## Exercise task
Write out the whole listing word for word.

Excerpt from a dataset
☆ ☆ ☆
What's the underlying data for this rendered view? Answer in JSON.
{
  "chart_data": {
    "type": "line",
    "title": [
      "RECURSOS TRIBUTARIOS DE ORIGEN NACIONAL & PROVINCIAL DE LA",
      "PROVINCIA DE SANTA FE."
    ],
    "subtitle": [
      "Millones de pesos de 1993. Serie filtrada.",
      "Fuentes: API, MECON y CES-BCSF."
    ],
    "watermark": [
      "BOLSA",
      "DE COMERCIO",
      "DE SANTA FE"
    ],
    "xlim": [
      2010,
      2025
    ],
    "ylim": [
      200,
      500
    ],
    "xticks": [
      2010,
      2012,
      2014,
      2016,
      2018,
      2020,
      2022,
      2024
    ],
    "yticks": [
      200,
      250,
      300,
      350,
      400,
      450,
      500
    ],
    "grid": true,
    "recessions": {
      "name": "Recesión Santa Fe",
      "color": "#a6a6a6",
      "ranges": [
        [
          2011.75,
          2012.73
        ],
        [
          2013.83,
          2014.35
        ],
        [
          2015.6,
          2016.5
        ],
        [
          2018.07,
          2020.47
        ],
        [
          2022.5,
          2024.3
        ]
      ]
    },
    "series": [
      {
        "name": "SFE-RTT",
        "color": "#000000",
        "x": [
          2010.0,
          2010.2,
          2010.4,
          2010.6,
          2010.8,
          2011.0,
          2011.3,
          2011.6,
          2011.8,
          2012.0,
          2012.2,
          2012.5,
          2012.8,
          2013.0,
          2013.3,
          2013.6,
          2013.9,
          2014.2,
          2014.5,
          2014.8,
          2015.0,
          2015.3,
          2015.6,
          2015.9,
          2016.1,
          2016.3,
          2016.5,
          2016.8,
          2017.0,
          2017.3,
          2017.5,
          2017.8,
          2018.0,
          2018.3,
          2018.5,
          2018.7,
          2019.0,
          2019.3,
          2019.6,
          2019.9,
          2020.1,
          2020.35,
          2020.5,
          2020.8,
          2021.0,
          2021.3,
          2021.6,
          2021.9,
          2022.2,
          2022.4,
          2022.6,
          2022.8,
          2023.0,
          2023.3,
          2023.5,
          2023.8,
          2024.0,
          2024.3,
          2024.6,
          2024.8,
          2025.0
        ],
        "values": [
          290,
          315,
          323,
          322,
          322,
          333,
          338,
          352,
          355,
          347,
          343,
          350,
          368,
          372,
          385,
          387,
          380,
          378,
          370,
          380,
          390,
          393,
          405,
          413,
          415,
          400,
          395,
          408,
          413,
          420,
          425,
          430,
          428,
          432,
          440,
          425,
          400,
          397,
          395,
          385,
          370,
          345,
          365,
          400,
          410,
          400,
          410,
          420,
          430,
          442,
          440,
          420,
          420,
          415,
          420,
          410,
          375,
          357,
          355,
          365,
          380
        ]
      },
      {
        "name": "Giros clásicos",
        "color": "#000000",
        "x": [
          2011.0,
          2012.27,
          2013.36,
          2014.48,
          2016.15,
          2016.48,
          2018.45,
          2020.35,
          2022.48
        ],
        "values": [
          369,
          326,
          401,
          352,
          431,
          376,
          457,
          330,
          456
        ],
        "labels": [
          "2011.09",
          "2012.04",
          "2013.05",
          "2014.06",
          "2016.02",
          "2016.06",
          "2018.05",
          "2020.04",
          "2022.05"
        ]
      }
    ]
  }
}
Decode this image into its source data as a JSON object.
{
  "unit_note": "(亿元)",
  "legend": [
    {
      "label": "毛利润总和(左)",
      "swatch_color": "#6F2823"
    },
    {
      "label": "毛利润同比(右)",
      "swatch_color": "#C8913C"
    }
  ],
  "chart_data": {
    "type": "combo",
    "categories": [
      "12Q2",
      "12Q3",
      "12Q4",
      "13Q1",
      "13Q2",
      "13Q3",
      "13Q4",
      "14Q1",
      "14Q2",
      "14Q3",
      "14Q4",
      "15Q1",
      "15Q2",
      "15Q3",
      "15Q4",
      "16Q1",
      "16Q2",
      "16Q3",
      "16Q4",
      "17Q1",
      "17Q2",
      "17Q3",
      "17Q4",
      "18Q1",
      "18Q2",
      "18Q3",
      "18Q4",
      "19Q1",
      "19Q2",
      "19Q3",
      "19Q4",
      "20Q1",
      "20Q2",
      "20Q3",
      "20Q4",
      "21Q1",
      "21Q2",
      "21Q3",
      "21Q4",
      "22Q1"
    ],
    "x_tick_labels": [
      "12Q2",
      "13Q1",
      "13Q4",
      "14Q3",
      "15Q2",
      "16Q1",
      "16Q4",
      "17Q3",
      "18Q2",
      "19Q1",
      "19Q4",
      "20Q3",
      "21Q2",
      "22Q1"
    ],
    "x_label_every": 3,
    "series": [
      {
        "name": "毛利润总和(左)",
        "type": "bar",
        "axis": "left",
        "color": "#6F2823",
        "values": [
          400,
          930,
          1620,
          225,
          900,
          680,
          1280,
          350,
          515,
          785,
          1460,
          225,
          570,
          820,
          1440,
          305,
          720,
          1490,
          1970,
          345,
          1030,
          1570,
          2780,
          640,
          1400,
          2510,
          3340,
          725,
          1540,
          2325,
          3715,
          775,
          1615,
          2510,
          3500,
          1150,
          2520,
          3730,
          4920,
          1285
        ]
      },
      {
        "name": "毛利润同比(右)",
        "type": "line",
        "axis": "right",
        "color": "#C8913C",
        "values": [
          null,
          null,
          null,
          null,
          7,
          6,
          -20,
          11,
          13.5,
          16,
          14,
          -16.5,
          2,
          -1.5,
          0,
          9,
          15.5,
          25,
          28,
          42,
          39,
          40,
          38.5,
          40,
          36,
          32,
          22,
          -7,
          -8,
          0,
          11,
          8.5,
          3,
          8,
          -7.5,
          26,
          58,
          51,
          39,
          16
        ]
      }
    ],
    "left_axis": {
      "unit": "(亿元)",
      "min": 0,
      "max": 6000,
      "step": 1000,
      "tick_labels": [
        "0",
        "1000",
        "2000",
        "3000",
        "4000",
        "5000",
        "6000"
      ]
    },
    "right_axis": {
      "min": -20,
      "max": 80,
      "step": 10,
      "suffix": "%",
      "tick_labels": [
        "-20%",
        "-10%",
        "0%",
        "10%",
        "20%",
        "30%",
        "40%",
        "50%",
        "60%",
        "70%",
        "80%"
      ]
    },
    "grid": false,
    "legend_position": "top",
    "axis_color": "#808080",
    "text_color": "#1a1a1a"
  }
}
☆ ☆ ☆
## Exercise output
What's the underlying data for this rendered view? Answer in JSON.
{
  "chart_data": {
    "type": "line",
    "title": [
      "RECURSOS TRIBUTARIOS DE ORIGEN NACIONAL & PROVINCIAL DE LA",
      "PROVINCIA DE SANTA FE."
    ],
    "subtitle": [
      "Millones de pesos de 1993. Serie filtrada.",
      "Fuentes: API, MECON y CES-BCSF."
    ],
    "watermark": [
      "BOLSA",
      "DE COMERCIO",
      "DE SANTA FE"
    ],
    "xlim": [
      2010,
      2025
    ],
    "ylim": [
      200,
      500
    ],
    "xticks": [
      2010,
      2012,
      2014,
      2016,
      2018,
      2020,
      2022,
      2024
    ],
    "yticks": [
      200,
      250,
      300,
      350,
      400,
      450,
      500
    ],
    "grid": true,
    "recessions": {
      "name": "Recesión Santa Fe",
      "color": "#a6a6a6",
      "ranges": [
        [
          2011.75,
          2012.73
        ],
        [
          2013.83,
          2014.35
        ],
        [
          2015.6,
          2016.5
        ],
        [
          2018.07,
          2020.47
        ],
        [
          2022.5,
          2024.3
        ]
      ]
    },
    "series": [
      {
        "name": "SFE-RTT",
        "color": "#000000",
        "x": [
          2010.0,
          2010.2,
          2010.4,
          2010.6,
          2010.8,
          2011.0,
          2011.3,
          2011.6,
          2011.8,
          2012.0,
          2012.2,
          2012.5,
          2012.8,
          2013.0,
          2013.3,
          2013.6,
          2013.9,
          2014.2,
          2014.5,
          2014.8,
          2015.0,
          2015.3,
          2015.6,
          2015.9,
          2016.1,
          2016.3,
          2016.5,
          2016.8,
          2017.0,
          2017.3,
          2017.5,
          2017.8,
          2018.0,
          2018.3,
          2018.5,
          2018.7,
          2019.0,
          2019.3,
          2019.6,
          2019.9,
          2020.1,
          2020.35,
          2020.5,
          2020.8,
          2021.0,
          2021.3,
          2021.6,
          2021.9,
          2022.2,
          2022.4,
          2022.6,
          2022.8,
          2023.0,
          2023.3,
          2023.5,
          2023.8,
          2024.0,
          2024.3,
          2024.6,
          2024.8,
          2025.0
        ],
        "values": [
          290,
          315,
          323,
          322,
          322,
          333,
          338,
          352,
          355,
          347,
          343,
          350,
          368,
          372,
          385,
          387,
          380,
          378,
          370,
          380,
          390,
          393,
          405,
          413,
          415,
          400,
          395,
          408,
          413,
          420,
          425,
          430,
          428,
          432,
          440,
          425,
          400,
          397,
          395,
          385,
          370,
          345,
          365,
          400,
          410,
          400,
          410,
          420,
          430,
          442,
          440,
          420,
          420,
          415,
          420,
          410,
          375,
          357,
          355,
          365,
          380
        ]
      },
      {
        "name": "Giros clásicos",
        "color": "#000000",
        "x": [
          2011.0,
          2012.27,
          2013.36,
          2014.48,
          2016.15,
          2016.48,
          2018.45,
          2020.35,
          2022.48
        ],
        "values": [
          369,
          326,
          401,
          352,
          431,
          376,
          457,
          330,
          456
        ],
        "labels": [
          "2011.09",
          "2012.04",
          "2013.05",
          "2014.06",
          "2016.02",
          "2016.06",
          "2018.05",
          "2020.04",
          "2022.05"
        ]
      }
    ]
  }
}
Decode this image into its source data as a JSON object.
{
  "unit_note": "(亿元)",
  "legend": [
    {
      "label": "毛利润总和(左)",
      "swatch_color": "#6F2823"
    },
    {
      "label": "毛利润同比(右)",
      "swatch_color": "#C8913C"
    }
  ],
  "chart_data": {
    "type": "combo",
    "categories": [
      "12Q2",
      "12Q3",
      "12Q4",
      "13Q1",
      "13Q2",
      "13Q3",
      "13Q4",
      "14Q1",
      "14Q2",
      "14Q3",
      "14Q4",
      "15Q1",
      "15Q2",
      "15Q3",
      "15Q4",
      "16Q1",
      "16Q2",
      "16Q3",
      "16Q4",
      "17Q1",
      "17Q2",
      "17Q3",
      "17Q4",
      "18Q1",
      "18Q2",
      "18Q3",
      "18Q4",
      "19Q1",
      "19Q2",
      "19Q3",
      "19Q4",
      "20Q1",
      "20Q2",
      "20Q3",
      "20Q4",
      "21Q1",
      "21Q2",
      "21Q3",
      "21Q4",
      "22Q1"
    ],
    "x_tick_labels": [
      "12Q2",
      "13Q1",
      "13Q4",
      "14Q3",
      "15Q2",
      "16Q1",
      "16Q4",
      "17Q3",
      "18Q2",
      "19Q1",
      "19Q4",
      "20Q3",
      "21Q2",
      "22Q1"
    ],
    "x_label_every": 3,
    "series": [
      {
        "name": "毛利润总和(左)",
        "type": "bar",
        "axis": "left",
        "color": "#6F2823",
        "values": [
          400,
          930,
          1620,
          225,
          900,
          680,
          1280,
          350,
          515,
          785,
          1460,
          225,
          570,
          820,
          1440,
          305,
          720,
          1490,
          1970,
          345,
          1030,
          1570,
          2780,
          640,
          1400,
          2510,
          3340,
          725,
          1540,
          2325,
          3715,
          775,
          1615,
          2510,
          3500,
          1150,
          2520,
          3730,
          4920,
          1285
        ]
      },
      {
        "name": "毛利润同比(右)",
        "type": "line",
        "axis": "right",
        "color": "#C8913C",
        "values": [
          null,
          null,
          null,
          null,
          7,
          6,
          -20,
          11,
          13.5,
          16,
          14,
          -16.5,
          2,
          -1.5,
          0,
          9,
          15.5,
          25,
          28,
          42,
          39,
          40,
          38.5,
          40,
          36,
          32,
          22,
          -7,
          -8,
          0,
          11,
          8.5,
          3,
          8,
          -7.5,
          26,
          58,
          51,
          39,
          16
        ]
      }
    ],
    "left_axis": {
      "unit": "(亿元)",
      "min": 0,
      "max": 6000,
      "step": 1000,
      "tick_labels": [
        "0",
        "1000",
        "2000",
        "3000",
        "4000",
        "5000",
        "6000"
      ]
    },
    "right_axis": {
      "min": -20,
      "max": 80,
      "step": 10,
      "suffix": "%",
      "tick_labels": [
        "-20%",
        "-10%",
        "0%",
        "10%",
        "20%",
        "30%",
        "40%",
        "50%",
        "60%",
        "70%",
        "80%"
      ]
    },
    "grid": false,
    "legend_position": "top",
    "axis_color": "#808080",
    "text_color": "#1a1a1a"
  }
}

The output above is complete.